_Records_
-*-
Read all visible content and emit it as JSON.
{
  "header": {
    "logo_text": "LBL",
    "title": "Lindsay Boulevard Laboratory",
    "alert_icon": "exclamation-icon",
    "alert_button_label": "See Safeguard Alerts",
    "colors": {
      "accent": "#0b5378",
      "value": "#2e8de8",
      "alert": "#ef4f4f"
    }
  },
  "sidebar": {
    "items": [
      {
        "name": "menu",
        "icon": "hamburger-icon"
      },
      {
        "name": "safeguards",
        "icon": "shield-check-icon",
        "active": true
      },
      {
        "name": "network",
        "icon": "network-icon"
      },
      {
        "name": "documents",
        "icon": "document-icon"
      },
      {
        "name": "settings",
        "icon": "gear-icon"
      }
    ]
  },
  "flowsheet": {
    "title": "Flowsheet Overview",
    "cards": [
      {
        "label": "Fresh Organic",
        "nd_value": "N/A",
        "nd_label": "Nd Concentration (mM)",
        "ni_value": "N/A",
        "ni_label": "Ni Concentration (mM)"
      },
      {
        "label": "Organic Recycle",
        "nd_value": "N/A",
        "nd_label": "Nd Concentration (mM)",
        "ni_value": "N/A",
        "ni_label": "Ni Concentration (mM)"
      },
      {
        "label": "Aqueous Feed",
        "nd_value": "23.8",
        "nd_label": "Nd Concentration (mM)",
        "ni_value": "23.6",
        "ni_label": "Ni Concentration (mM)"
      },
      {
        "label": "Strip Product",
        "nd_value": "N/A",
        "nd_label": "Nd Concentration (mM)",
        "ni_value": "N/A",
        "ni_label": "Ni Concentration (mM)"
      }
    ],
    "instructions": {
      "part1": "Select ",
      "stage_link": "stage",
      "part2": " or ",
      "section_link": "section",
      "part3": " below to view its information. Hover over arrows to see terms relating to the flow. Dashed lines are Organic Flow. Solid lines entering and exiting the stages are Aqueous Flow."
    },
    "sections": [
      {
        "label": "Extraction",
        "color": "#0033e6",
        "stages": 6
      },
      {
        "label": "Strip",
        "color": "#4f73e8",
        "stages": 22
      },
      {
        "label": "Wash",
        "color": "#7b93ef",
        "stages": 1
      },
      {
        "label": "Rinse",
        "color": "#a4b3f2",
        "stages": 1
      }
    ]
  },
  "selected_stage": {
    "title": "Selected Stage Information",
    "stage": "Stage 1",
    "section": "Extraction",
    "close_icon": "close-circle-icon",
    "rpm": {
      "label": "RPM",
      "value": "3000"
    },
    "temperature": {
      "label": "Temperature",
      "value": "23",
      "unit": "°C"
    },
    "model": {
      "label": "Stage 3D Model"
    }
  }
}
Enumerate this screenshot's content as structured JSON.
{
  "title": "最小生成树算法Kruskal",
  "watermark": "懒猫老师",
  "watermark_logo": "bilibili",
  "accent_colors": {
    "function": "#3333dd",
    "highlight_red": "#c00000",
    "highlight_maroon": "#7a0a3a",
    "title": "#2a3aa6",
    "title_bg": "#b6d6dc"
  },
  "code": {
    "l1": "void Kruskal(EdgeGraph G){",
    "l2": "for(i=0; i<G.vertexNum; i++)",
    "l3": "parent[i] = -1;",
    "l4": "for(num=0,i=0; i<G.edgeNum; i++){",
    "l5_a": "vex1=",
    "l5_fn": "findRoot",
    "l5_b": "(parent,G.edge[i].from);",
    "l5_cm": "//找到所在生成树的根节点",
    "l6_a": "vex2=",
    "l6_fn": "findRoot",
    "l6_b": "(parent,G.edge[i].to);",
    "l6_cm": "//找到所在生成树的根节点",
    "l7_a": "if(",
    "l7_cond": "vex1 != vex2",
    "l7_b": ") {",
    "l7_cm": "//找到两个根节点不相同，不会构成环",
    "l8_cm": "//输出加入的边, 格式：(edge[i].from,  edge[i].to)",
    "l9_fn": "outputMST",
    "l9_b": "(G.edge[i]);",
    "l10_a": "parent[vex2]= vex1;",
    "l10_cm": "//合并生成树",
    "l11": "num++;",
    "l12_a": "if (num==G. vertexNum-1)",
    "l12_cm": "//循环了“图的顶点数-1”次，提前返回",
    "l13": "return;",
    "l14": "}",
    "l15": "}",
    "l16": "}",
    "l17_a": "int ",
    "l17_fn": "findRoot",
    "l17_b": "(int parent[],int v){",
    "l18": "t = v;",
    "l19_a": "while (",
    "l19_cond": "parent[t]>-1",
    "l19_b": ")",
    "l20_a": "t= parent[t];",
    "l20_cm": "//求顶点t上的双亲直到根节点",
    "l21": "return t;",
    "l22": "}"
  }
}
-*-
Repeat the records above in full, character for character.

_Response_
Read all visible content and emit it as JSON.
{
  "header": {
    "logo_text": "LBL",
    "title": "Lindsay Boulevard Laboratory",
    "alert_icon": "exclamation-icon",
    "alert_button_label": "See Safeguard Alerts",
    "colors": {
      "accent": "#0b5378",
      "value": "#2e8de8",
      "alert": "#ef4f4f"
    }
  },
  "sidebar": {
    "items": [
      {
        "name": "menu",
        "icon": "hamburger-icon"
      },
      {
        "name": "safeguards",
        "icon": "shield-check-icon",
        "active": true
      },
      {
        "name": "network",
        "icon": "network-icon"
      },
      {
        "name": "documents",
        "icon": "document-icon"
      },
      {
        "name": "settings",
        "icon": "gear-icon"
      }
    ]
  },
  "flowsheet": {
    "title": "Flowsheet Overview",
    "cards": [
      {
        "label": "Fresh Organic",
        "nd_value": "N/A",
        "nd_label": "Nd Concentration (mM)",
        "ni_value": "N/A",
        "ni_label": "Ni Concentration (mM)"
      },
      {
        "label": "Organic Recycle",
        "nd_value": "N/A",
        "nd_label": "Nd Concentration (mM)",
        "ni_value": "N/A",
        "ni_label": "Ni Concentration (mM)"
      },
      {
        "label": "Aqueous Feed",
        "nd_value": "23.8",
        "nd_label": "Nd Concentration (mM)",
        "ni_value": "23.6",
        "ni_label": "Ni Concentration (mM)"
      },
      {
        "label": "Strip Product",
        "nd_value": "N/A",
        "nd_label": "Nd Concentration (mM)",
        "ni_value": "N/A",
        "ni_label": "Ni Concentration (mM)"
      }
    ],
    "instructions": {
      "part1": "Select ",
      "stage_link": "stage",
      "part2": " or ",
      "section_link": "section",
      "part3": " below to view its information. Hover over arrows to see terms relating to the flow. Dashed lines are Organic Flow. Solid lines entering and exiting the stages are Aqueous Flow."
    },
    "sections": [
      {
        "label": "Extraction",
        "color": "#0033e6",
        "stages": 6
      },
      {
        "label": "Strip",
        "color": "#4f73e8",
        "stages": 22
      },
      {
        "label": "Wash",
        "color": "#7b93ef",
        "stages": 1
      },
      {
        "label": "Rinse",
        "color": "#a4b3f2",
        "stages": 1
      }
    ]
  },
  "selected_stage": {
    "title": "Selected Stage Information",
    "stage": "Stage 1",
    "section": "Extraction",
    "close_icon": "close-circle-icon",
    "rpm": {
      "label": "RPM",
      "value": "3000"
    },
    "temperature": {
      "label": "Temperature",
      "value": "23",
      "unit": "°C"
    },
    "model": {
      "label": "Stage 3D Model"
    }
  }
}
Enumerate this screenshot's content as structured JSON.
{
  "title": "最小生成树算法Kruskal",
  "watermark": "懒猫老师",
  "watermark_logo": "bilibili",
  "accent_colors": {
    "function": "#3333dd",
    "highlight_red": "#c00000",
    "highlight_maroon": "#7a0a3a",
    "title": "#2a3aa6",
    "title_bg": "#b6d6dc"
  },
  "code": {
    "l1": "void Kruskal(EdgeGraph G){",
    "l2": "for(i=0; i<G.vertexNum; i++)",
    "l3": "parent[i] = -1;",
    "l4": "for(num=0,i=0; i<G.edgeNum; i++){",
    "l5_a": "vex1=",
    "l5_fn": "findRoot",
    "l5_b": "(parent,G.edge[i].from);",
    "l5_cm": "//找到所在生成树的根节点",
    "l6_a": "vex2=",
    "l6_fn": "findRoot",
    "l6_b": "(parent,G.edge[i].to);",
    "l6_cm": "//找到所在生成树的根节点",
    "l7_a": "if(",
    "l7_cond": "vex1 != vex2",
    "l7_b": ") {",
    "l7_cm": "//找到两个根节点不相同，不会构成环",
    "l8_cm": "//输出加入的边, 格式：(edge[i].from,  edge[i].to)",
    "l9_fn": "outputMST",
    "l9_b": "(G.edge[i]);",
    "l10_a": "parent[vex2]= vex1;",
    "l10_cm": "//合并生成树",
    "l11": "num++;",
    "l12_a": "if (num==G. vertexNum-1)",
    "l12_cm": "//循环了“图的顶点数-1”次，提前返回",
    "l13": "return;",
    "l14": "}",
    "l15": "}",
    "l16": "}",
    "l17_a": "int ",
    "l17_fn": "findRoot",
    "l17_b": "(int parent[],int v){",
    "l18": "t = v;",
    "l19_a": "while (",
    "l19_cond": "parent[t]>-1",
    "l19_b": ")",
    "l20_a": "t= parent[t];",
    "l20_cm": "//求顶点t上的双亲直到根节点",
    "l21": "return t;",
    "l22": "}"
  }
}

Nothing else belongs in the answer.